● Your objective
Write out all of the entries exactly as given.

Start Given records

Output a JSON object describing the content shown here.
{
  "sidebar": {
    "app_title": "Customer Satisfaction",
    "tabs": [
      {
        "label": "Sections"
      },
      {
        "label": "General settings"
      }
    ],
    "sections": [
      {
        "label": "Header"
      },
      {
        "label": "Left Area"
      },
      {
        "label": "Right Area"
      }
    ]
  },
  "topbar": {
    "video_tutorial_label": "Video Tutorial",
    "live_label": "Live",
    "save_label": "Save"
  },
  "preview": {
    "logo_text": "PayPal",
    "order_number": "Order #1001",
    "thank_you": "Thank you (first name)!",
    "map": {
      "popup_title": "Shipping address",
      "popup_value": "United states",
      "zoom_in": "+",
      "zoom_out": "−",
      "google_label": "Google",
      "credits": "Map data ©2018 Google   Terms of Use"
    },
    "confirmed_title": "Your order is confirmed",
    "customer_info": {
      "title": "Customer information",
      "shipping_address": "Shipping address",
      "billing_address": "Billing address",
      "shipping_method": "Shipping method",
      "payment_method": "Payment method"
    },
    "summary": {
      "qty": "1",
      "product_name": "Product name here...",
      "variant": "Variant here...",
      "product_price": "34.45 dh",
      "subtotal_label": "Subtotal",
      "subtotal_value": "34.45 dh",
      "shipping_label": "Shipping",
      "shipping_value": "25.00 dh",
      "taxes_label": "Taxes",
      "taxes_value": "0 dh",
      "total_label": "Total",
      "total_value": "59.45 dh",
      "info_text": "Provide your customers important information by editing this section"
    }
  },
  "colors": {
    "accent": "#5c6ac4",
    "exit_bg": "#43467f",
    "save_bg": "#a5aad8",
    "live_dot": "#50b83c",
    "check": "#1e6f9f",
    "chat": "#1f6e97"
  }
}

End Given records

● Worked answer
Output a JSON object describing the content shown here.
{
  "sidebar": {
    "app_title": "Customer Satisfaction",
    "tabs": [
      {
        "label": "Sections"
      },
      {
        "label": "General settings"
      }
    ],
    "sections": [
      {
        "label": "Header"
      },
      {
        "label": "Left Area"
      },
      {
        "label": "Right Area"
      }
    ]
  },
  "topbar": {
    "video_tutorial_label": "Video Tutorial",
    "live_label": "Live",
    "save_label": "Save"
  },
  "preview": {
    "logo_text": "PayPal",
    "order_number": "Order #1001",
    "thank_you": "Thank you (first name)!",
    "map": {
      "popup_title": "Shipping address",
      "popup_value": "United states",
      "zoom_in": "+",
      "zoom_out": "−",
      "google_label": "Google",
      "credits": "Map data ©2018 Google   Terms of Use"
    },
    "confirmed_title": "Your order is confirmed",
    "customer_info": {
      "title": "Customer information",
      "shipping_address": "Shipping address",
      "billing_address": "Billing address",
      "shipping_method": "Shipping method",
      "payment_method": "Payment method"
    },
    "summary": {
      "qty": "1",
      "product_name": "Product name here...",
      "variant": "Variant here...",
      "product_price": "34.45 dh",
      "subtotal_label": "Subtotal",
      "subtotal_value": "34.45 dh",
      "shipping_label": "Shipping",
      "shipping_value": "25.00 dh",
      "taxes_label": "Taxes",
      "taxes_value": "0 dh",
      "total_label": "Total",
      "total_value": "59.45 dh",
      "info_text": "Provide your customers important information by editing this section"
    }
  },
  "colors": {
    "accent": "#5c6ac4",
    "exit_bg": "#43467f",
    "save_bg": "#a5aad8",
    "live_dot": "#50b83c",
    "check": "#1e6f9f",
    "chat": "#1f6e97"
  }
}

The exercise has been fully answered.